◆ **WORK INSTRUCTIONS**: Return each line of the records below verbatim, leaving out the pictures.

◆ **Rows from a layout dataset**:
((

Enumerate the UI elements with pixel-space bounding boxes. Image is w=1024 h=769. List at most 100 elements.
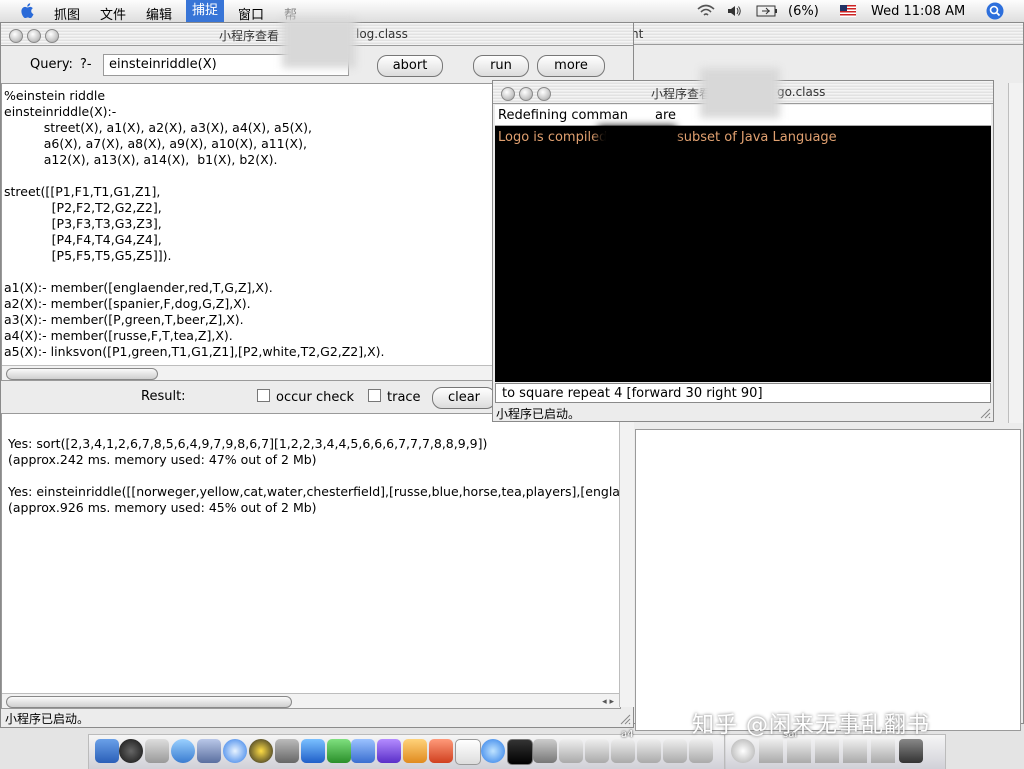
redaction-blur-2	[700, 68, 780, 118]
logo-command-value: to square repeat 4 [forward 30 right 90]	[502, 386, 763, 401]
applet-icon-5[interactable]	[663, 739, 687, 763]
background-window-titlebar[interactable]: nt	[601, 23, 1023, 45]
apple-icon[interactable]	[145, 739, 169, 763]
logo-command-input[interactable]: to square repeat 4 [forward 30 right 90]	[495, 383, 991, 403]
minimized-window-icon-2[interactable]	[787, 739, 811, 763]
result-vertical-scrollbar[interactable]	[619, 413, 634, 707]
program-line: a3(X):- member([P,green,T,beer,Z],X).	[4, 312, 244, 327]
us-flag-icon[interactable]	[840, 5, 856, 17]
result-line	[8, 468, 620, 484]
program-line: a1(X):- member([englaender,red,T,G,Z],X)…	[4, 280, 273, 295]
battery-percent: (6%)	[788, 4, 819, 19]
logo-close-button[interactable]	[501, 87, 515, 101]
trace-label: trace	[387, 390, 421, 405]
main-window-title: 小程序查看	[219, 29, 280, 43]
redaction-blur	[282, 18, 356, 68]
powerpoint-icon[interactable]	[429, 739, 453, 763]
tools-icon[interactable]	[533, 739, 557, 763]
logo-header-text: Redefining comman	[498, 108, 628, 123]
preview-icon[interactable]	[197, 739, 221, 763]
app-icon[interactable]	[351, 739, 375, 763]
logo-zoom-button[interactable]	[537, 87, 551, 101]
abort-button[interactable]: abort	[377, 55, 443, 77]
spotlight-icon[interactable]	[986, 2, 1004, 20]
logo-minimize-button[interactable]	[519, 87, 533, 101]
volume-icon[interactable]	[726, 3, 742, 19]
zoom-button[interactable]	[45, 29, 59, 43]
dock: a4	[88, 729, 726, 769]
result-text: Yes: sort([2,3,4,1,2,6,7,8,5,6,4,9,7,9,8…	[8, 420, 620, 516]
menu-item-edit[interactable]: 编辑	[146, 4, 172, 23]
qq-icon[interactable]	[249, 739, 273, 763]
logo-canvas[interactable]: Logo is compiled subset of Java Language	[495, 126, 991, 382]
dock-right: sal	[724, 729, 946, 769]
ical-icon[interactable]	[455, 739, 481, 765]
trash-icon[interactable]	[899, 739, 923, 763]
applet-icon-3[interactable]	[611, 739, 635, 763]
query-prefix: ?-	[80, 57, 92, 72]
scroll-arrows-icon[interactable]: ◂ ▸	[602, 694, 614, 708]
ichat-icon[interactable]	[301, 739, 325, 763]
network-icon[interactable]	[481, 739, 505, 763]
logo-resize-grip-icon[interactable]	[979, 407, 991, 419]
applet-icon-6[interactable]	[689, 739, 713, 763]
minimized-window-icon[interactable]	[759, 739, 783, 763]
applet-icon-2[interactable]	[585, 739, 609, 763]
occur-check-option[interactable]: occur check	[257, 389, 354, 405]
logo-applet-window: 小程序查看 go.class Redefining comman are Log…	[492, 80, 994, 422]
program-line: %einstein riddle	[4, 88, 106, 103]
program-text: %einstein riddle einsteinriddle(X):- stre…	[4, 88, 385, 360]
background-scrollbar[interactable]	[1008, 83, 1023, 423]
watermark-text: 知乎 @闲来无事乱翻书	[692, 713, 930, 738]
trace-option[interactable]: trace	[368, 389, 421, 405]
utility-icon[interactable]	[275, 739, 299, 763]
resize-grip-icon[interactable]	[619, 713, 631, 725]
itunes-icon[interactable]	[171, 739, 195, 763]
menu-clock[interactable]: Wed 11:08 AM	[871, 4, 965, 19]
run-button[interactable]: run	[473, 55, 529, 77]
redaction-blur-3	[598, 126, 676, 166]
logo-window-title-suffix: go.class	[777, 85, 826, 99]
logo-console-text-tail: subset of Java Language	[677, 130, 837, 145]
program-line	[4, 264, 385, 280]
close-button[interactable]	[9, 29, 23, 43]
dashboard-icon[interactable]	[119, 739, 143, 763]
menu-item-snap[interactable]: 捕捉	[186, 0, 225, 22]
word-icon[interactable]	[377, 739, 401, 763]
program-line	[4, 168, 385, 184]
menu-item-window[interactable]: 窗口	[238, 4, 264, 23]
battery-icon[interactable]	[756, 5, 778, 17]
background-result-area[interactable]	[635, 429, 1021, 731]
apple-menu-icon[interactable]	[20, 3, 34, 18]
result-horizontal-scrollbar[interactable]: ◂ ▸	[2, 693, 620, 708]
minimized-window-icon-5[interactable]	[871, 739, 895, 763]
result-line: Yes: sort([2,3,4,1,2,6,7,8,5,6,4,9,7,9,8…	[8, 436, 488, 451]
mail-icon[interactable]	[403, 739, 427, 763]
more-button[interactable]: more	[537, 55, 605, 77]
result-scroll-thumb[interactable]	[6, 696, 292, 708]
finder-icon[interactable]	[95, 739, 119, 763]
program-scroll-thumb[interactable]	[6, 368, 158, 380]
window-controls	[9, 28, 63, 47]
applet-icon-4[interactable]	[637, 739, 661, 763]
dock-item-icon[interactable]	[731, 739, 755, 763]
result-label: Result:	[141, 389, 186, 404]
wifi-icon[interactable]	[697, 3, 715, 19]
minimized-window-icon-3[interactable]	[815, 739, 839, 763]
result-output[interactable]: Yes: sort([2,3,4,1,2,6,7,8,5,6,4,9,7,9,8…	[1, 413, 621, 709]
program-line: street(X), a1(X), a2(X), a3(X), a4(X), a…	[4, 120, 312, 135]
clear-button[interactable]: clear	[432, 387, 496, 409]
program-line: a2(X):- member([spanier,F,dog,G,Z],X).	[4, 296, 251, 311]
terminal-icon[interactable]	[507, 739, 533, 765]
menu-item-file[interactable]: 文件	[100, 4, 126, 23]
menu-item-capture[interactable]: 抓图	[54, 4, 80, 23]
menu-bar: 抓图 文件 编辑 捕捉 窗口 帮 (6%) Wed 11:08 AM	[0, 0, 1024, 23]
minimize-button[interactable]	[27, 29, 41, 43]
applet-icon[interactable]	[559, 739, 583, 763]
messenger-icon[interactable]	[327, 739, 351, 763]
logo-status-text: 小程序已启动。	[496, 407, 581, 421]
trace-checkbox[interactable]	[368, 389, 381, 402]
minimized-window-icon-4[interactable]	[843, 739, 867, 763]
safari-icon[interactable]	[223, 739, 247, 763]
occur-check-checkbox[interactable]	[257, 389, 270, 402]
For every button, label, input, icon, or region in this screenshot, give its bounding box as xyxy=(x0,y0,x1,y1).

))

◆ **THE ANSWER**:
Enumerate the UI elements with pixel-space bounding boxes. Image is w=1024 h=769. List at most 100 elements.
redaction-blur-2	[700, 68, 780, 118]
logo-command-value: to square repeat 4 [forward 30 right 90]	[502, 386, 763, 401]
applet-icon-5[interactable]	[663, 739, 687, 763]
background-window-titlebar[interactable]: nt	[601, 23, 1023, 45]
apple-icon[interactable]	[145, 739, 169, 763]
logo-command-input[interactable]: to square repeat 4 [forward 30 right 90]	[495, 383, 991, 403]
minimized-window-icon-2[interactable]	[787, 739, 811, 763]
result-vertical-scrollbar[interactable]	[619, 413, 634, 707]
program-line: a3(X):- member([P,green,T,beer,Z],X).	[4, 312, 244, 327]
us-flag-icon[interactable]	[840, 5, 856, 17]
result-line	[8, 468, 620, 484]
program-line: a1(X):- member([englaender,red,T,G,Z],X)…	[4, 280, 273, 295]
battery-percent: (6%)	[788, 4, 819, 19]
logo-close-button[interactable]	[501, 87, 515, 101]
trace-label: trace	[387, 390, 421, 405]
main-window-title: 小程序查看	[219, 29, 280, 43]
redaction-blur	[282, 18, 356, 68]
powerpoint-icon[interactable]	[429, 739, 453, 763]
tools-icon[interactable]	[533, 739, 557, 763]
logo-header-text: Redefining comman	[498, 108, 628, 123]
preview-icon[interactable]	[197, 739, 221, 763]
app-icon[interactable]	[351, 739, 375, 763]
logo-zoom-button[interactable]	[537, 87, 551, 101]
abort-button[interactable]: abort	[377, 55, 443, 77]
spotlight-icon[interactable]	[986, 2, 1004, 20]
logo-minimize-button[interactable]	[519, 87, 533, 101]
volume-icon[interactable]	[726, 3, 742, 19]
zoom-button[interactable]	[45, 29, 59, 43]
dock: a4	[88, 729, 726, 769]
result-text: Yes: sort([2,3,4,1,2,6,7,8,5,6,4,9,7,9,8…	[8, 420, 620, 516]
menu-item-edit[interactable]: 编辑	[146, 4, 172, 23]
qq-icon[interactable]	[249, 739, 273, 763]
logo-canvas[interactable]: Logo is compiled subset of Java Language	[495, 126, 991, 382]
dock-right: sal	[724, 729, 946, 769]
ical-icon[interactable]	[455, 739, 481, 765]
trash-icon[interactable]	[899, 739, 923, 763]
applet-icon-3[interactable]	[611, 739, 635, 763]
query-prefix: ?-	[80, 57, 92, 72]
scroll-arrows-icon[interactable]: ◂ ▸	[602, 694, 614, 708]
ichat-icon[interactable]	[301, 739, 325, 763]
network-icon[interactable]	[481, 739, 505, 763]
logo-resize-grip-icon[interactable]	[979, 407, 991, 419]
applet-icon-6[interactable]	[689, 739, 713, 763]
minimized-window-icon[interactable]	[759, 739, 783, 763]
applet-icon-2[interactable]	[585, 739, 609, 763]
occur-check-option[interactable]: occur check	[257, 389, 354, 405]
logo-applet-window: 小程序查看 go.class Redefining comman are Log…	[492, 80, 994, 422]
program-line: %einstein riddle	[4, 88, 106, 103]
program-text: %einstein riddle einsteinriddle(X):- stre…	[4, 88, 385, 360]
background-scrollbar[interactable]	[1008, 83, 1023, 423]
watermark-text: 知乎 @闲来无事乱翻书	[692, 713, 930, 738]
trace-option[interactable]: trace	[368, 389, 421, 405]
utility-icon[interactable]	[275, 739, 299, 763]
resize-grip-icon[interactable]	[619, 713, 631, 725]
itunes-icon[interactable]	[171, 739, 195, 763]
menu-clock[interactable]: Wed 11:08 AM	[871, 4, 965, 19]
run-button[interactable]: run	[473, 55, 529, 77]
redaction-blur-3	[598, 126, 676, 166]
logo-window-title-suffix: go.class	[777, 85, 826, 99]
logo-console-text-tail: subset of Java Language	[677, 130, 837, 145]
program-line	[4, 264, 385, 280]
close-button[interactable]	[9, 29, 23, 43]
dashboard-icon[interactable]	[119, 739, 143, 763]
menu-item-snap[interactable]: 捕捉	[186, 0, 225, 22]
word-icon[interactable]	[377, 739, 401, 763]
program-line	[4, 168, 385, 184]
menu-item-window[interactable]: 窗口	[238, 4, 264, 23]
battery-icon[interactable]	[756, 5, 778, 17]
background-result-area[interactable]	[635, 429, 1021, 731]
apple-menu-icon[interactable]	[20, 3, 34, 18]
result-horizontal-scrollbar[interactable]: ◂ ▸	[2, 693, 620, 708]
minimized-window-icon-5[interactable]	[871, 739, 895, 763]
result-line: Yes: sort([2,3,4,1,2,6,7,8,5,6,4,9,7,9,8…	[8, 436, 488, 451]
mail-icon[interactable]	[403, 739, 427, 763]
more-button[interactable]: more	[537, 55, 605, 77]
result-scroll-thumb[interactable]	[6, 696, 292, 708]
finder-icon[interactable]	[95, 739, 119, 763]
program-scroll-thumb[interactable]	[6, 368, 158, 380]
window-controls	[9, 28, 63, 47]
applet-icon-4[interactable]	[637, 739, 661, 763]
dock-item-icon[interactable]	[731, 739, 755, 763]
result-label: Result:	[141, 389, 186, 404]
wifi-icon[interactable]	[697, 3, 715, 19]
minimized-window-icon-3[interactable]	[815, 739, 839, 763]
result-output[interactable]: Yes: sort([2,3,4,1,2,6,7,8,5,6,4,9,7,9,8…	[1, 413, 621, 709]
program-line: street(X), a1(X), a2(X), a3(X), a4(X), a…	[4, 120, 312, 135]
clear-button[interactable]: clear	[432, 387, 496, 409]
program-line: a2(X):- member([spanier,F,dog,G,Z],X).	[4, 296, 251, 311]
terminal-icon[interactable]	[507, 739, 533, 765]
menu-item-file[interactable]: 文件	[100, 4, 126, 23]
menu-item-capture[interactable]: 抓图	[54, 4, 80, 23]
menu-bar: 抓图 文件 编辑 捕捉 窗口 帮 (6%) Wed 11:08 AM	[0, 0, 1024, 23]
minimize-button[interactable]	[27, 29, 41, 43]
applet-icon[interactable]	[559, 739, 583, 763]
messenger-icon[interactable]	[327, 739, 351, 763]
logo-status-text: 小程序已启动。	[496, 407, 581, 421]
trace-checkbox[interactable]	[368, 389, 381, 402]
minimized-window-icon-4[interactable]	[843, 739, 867, 763]
safari-icon[interactable]	[223, 739, 247, 763]
occur-check-checkbox[interactable]	[257, 389, 270, 402]
For every button, label, input, icon, or region in this screenshot, give its bounding box as xyxy=(x0,y0,x1,y1).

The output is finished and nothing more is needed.